### TASK STATEMENT
Repeat the listing word for word. No pictures belong in the copy.

[Stored records]
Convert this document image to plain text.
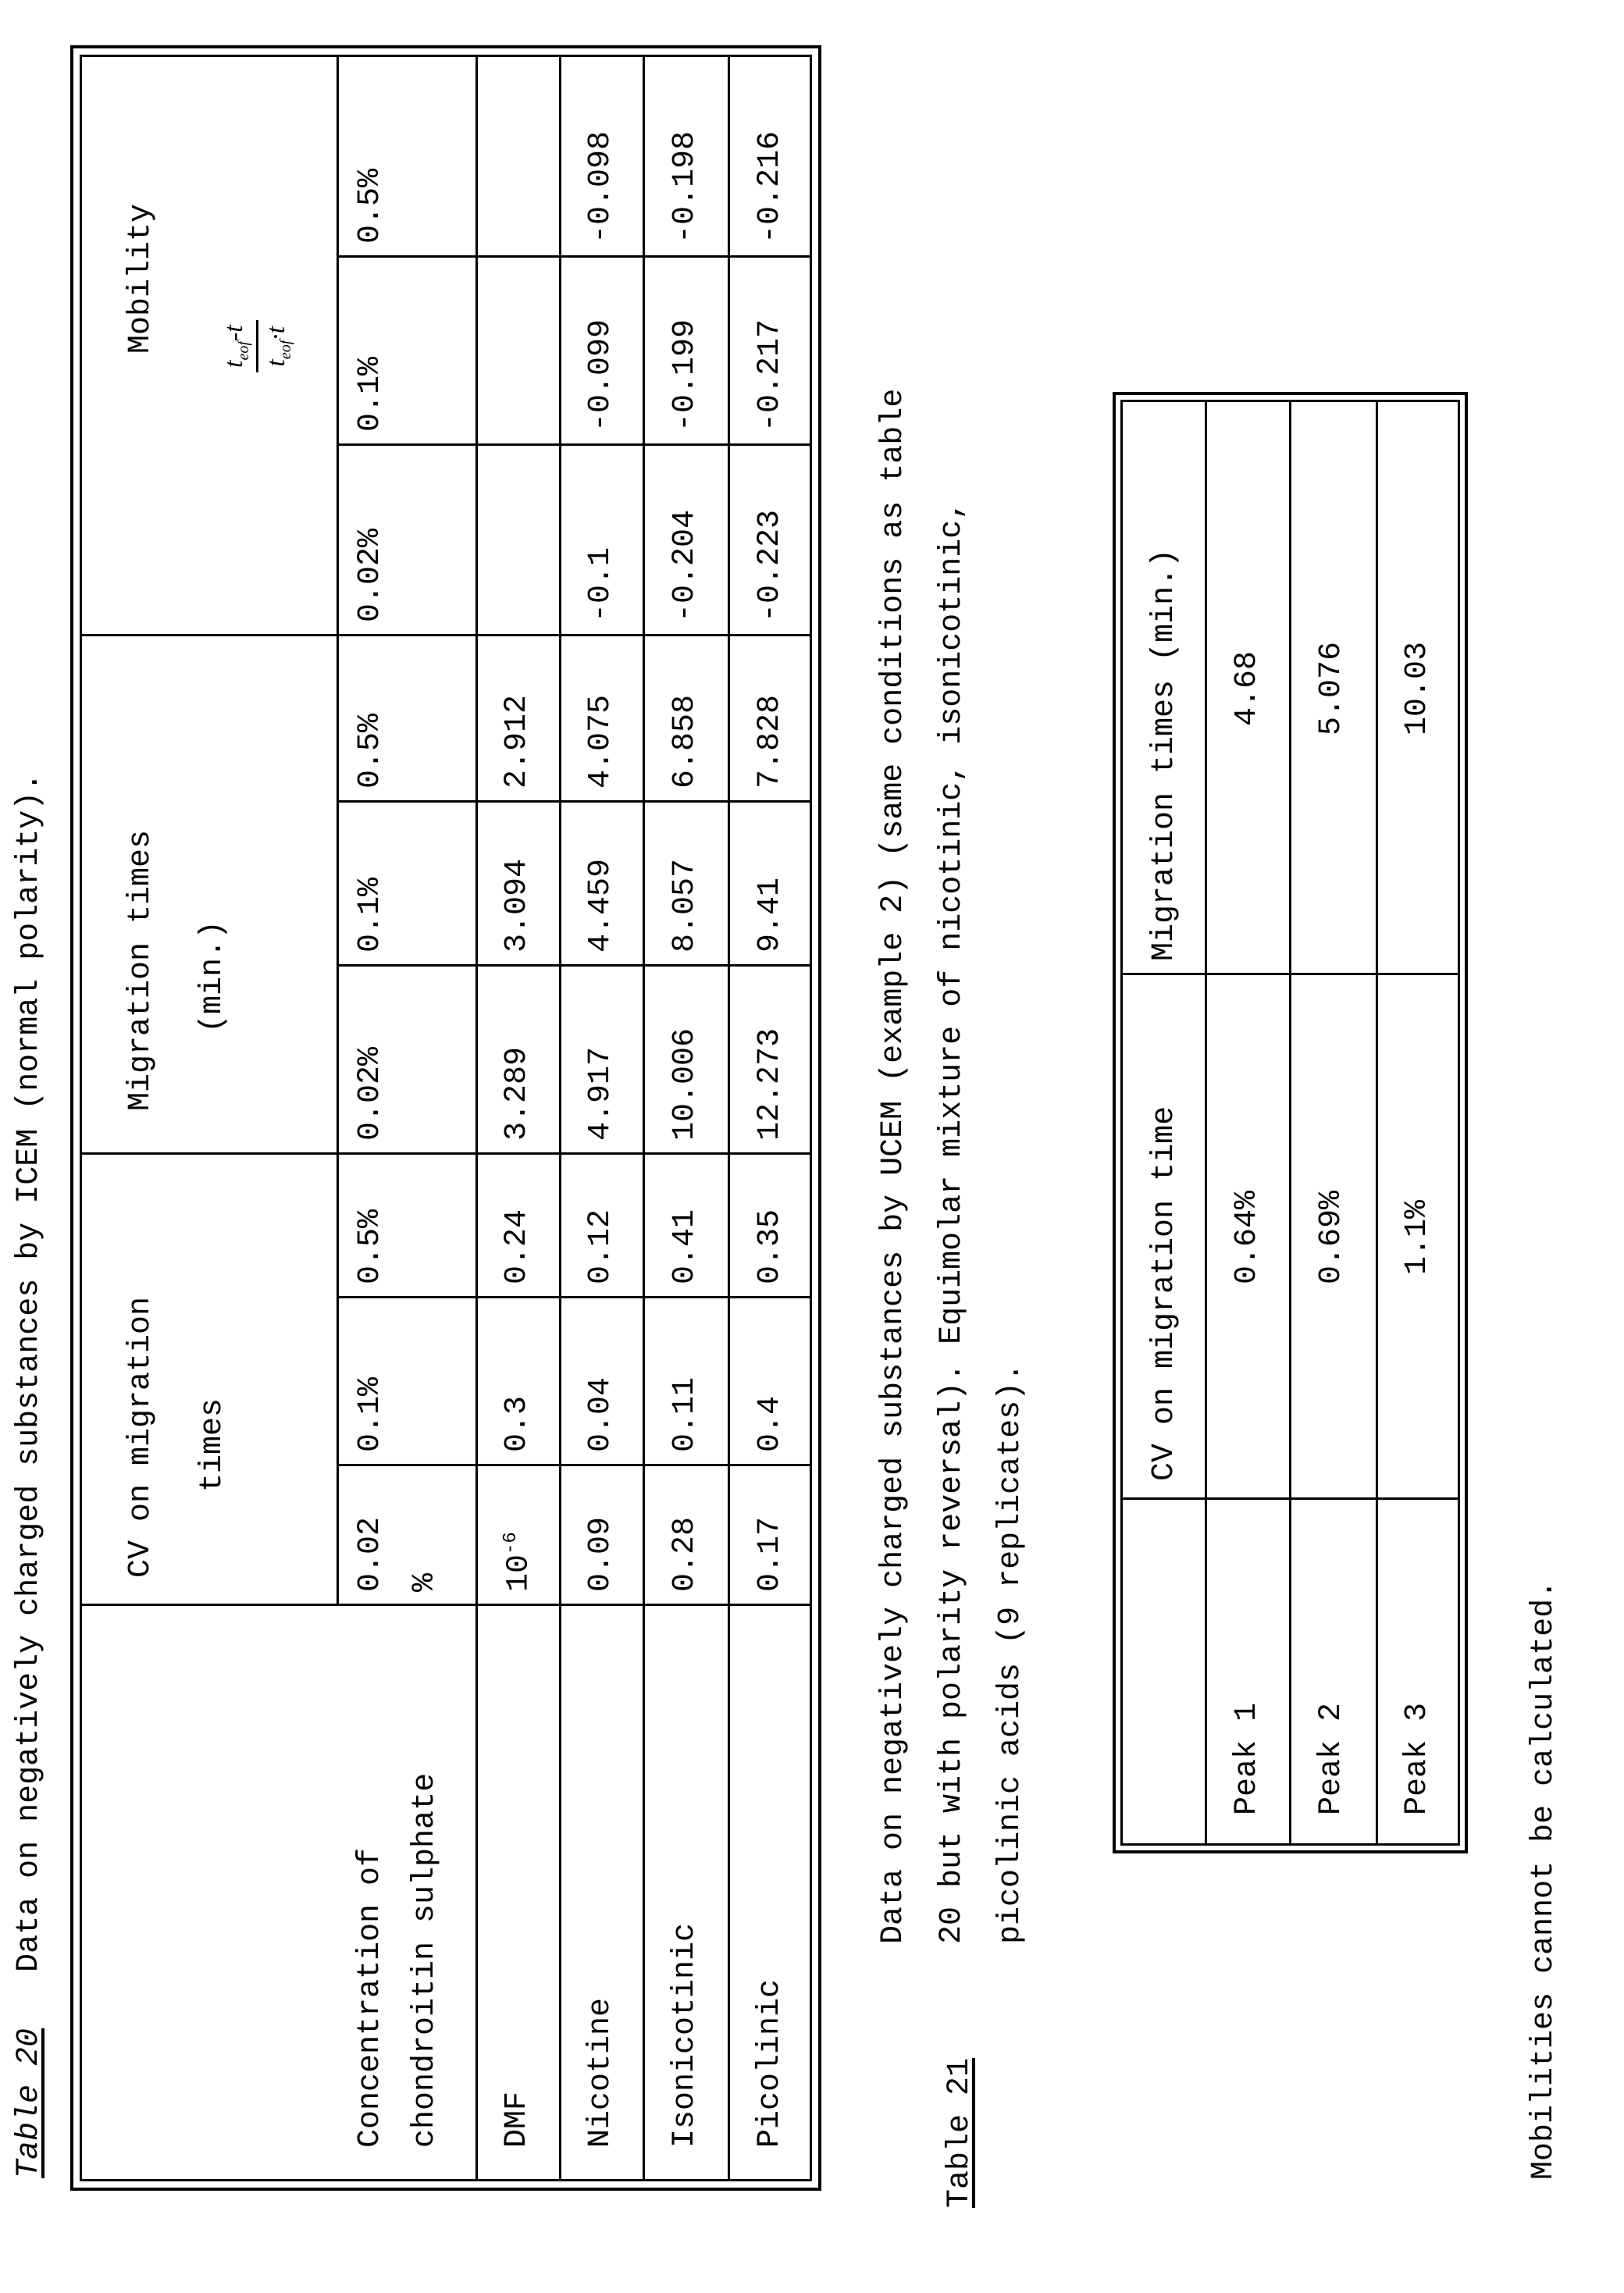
Table 20  Data on negatively charged substances by ICEM (normal polarity). CV on migration times
Migration times (min.)
Mobility
$t_{eof}-t$
$t_{eof}\cdot t$
Concentration of chondroitin sulphate
0.02 %
0.1%
0.5%
0.02%
0.1%
0.5%
0.02%
0.1%
0.5%
DMF
$10^{-6}$
0.3
0.24
3.289
3.094
2.912
Nicotine
0.09
0.04
0.12
4.917
4.459
4.075
-0.1
-0.099
-0.098
Isonicotinic
0.28
0.11
0.41
10.006
8.057
6.858
-0.204
-0.199
-0.198
Picolinic
0.17
0.4
0.35
12.273
9.41
7.828
-0.223
-0.217
-0.216
Table 21
Data on negatively charged substances by UCEM (example 2) (same conditions as table 20 but with polarity reversal). Equimolar mixture of nicotinic, isonicotinic, picolinic acids (9 replicates).
CV on migration time
Migration times (min.)
Peak 1
0.64%
4.68
Peak 2
0.69%
5.076
Peak 3
1.1%
10.03
Mobilities cannot be calculated.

### COMPLETE OUTPUT
Convert this document image to plain text.
Table 20  Data on negatively charged substances by ICEM (normal polarity). CV on migration times
Migration times (min.)
Mobility
$t_{eof}-t$
$t_{eof}\cdot t$
Concentration of chondroitin sulphate
0.02 %
0.1%
0.5%
0.02%
0.1%
0.5%
0.02%
0.1%
0.5%
DMF
$10^{-6}$
0.3
0.24
3.289
3.094
2.912
Nicotine
0.09
0.04
0.12
4.917
4.459
4.075
-0.1
-0.099
-0.098
Isonicotinic
0.28
0.11
0.41
10.006
8.057
6.858
-0.204
-0.199
-0.198
Picolinic
0.17
0.4
0.35
12.273
9.41
7.828
-0.223
-0.217
-0.216
Table 21
Data on negatively charged substances by UCEM (example 2) (same conditions as table 20 but with polarity reversal). Equimolar mixture of nicotinic, isonicotinic, picolinic acids (9 replicates).
CV on migration time
Migration times (min.)
Peak 1
0.64%
4.68
Peak 2
0.69%
5.076
Peak 3
1.1%
10.03
Mobilities cannot be calculated.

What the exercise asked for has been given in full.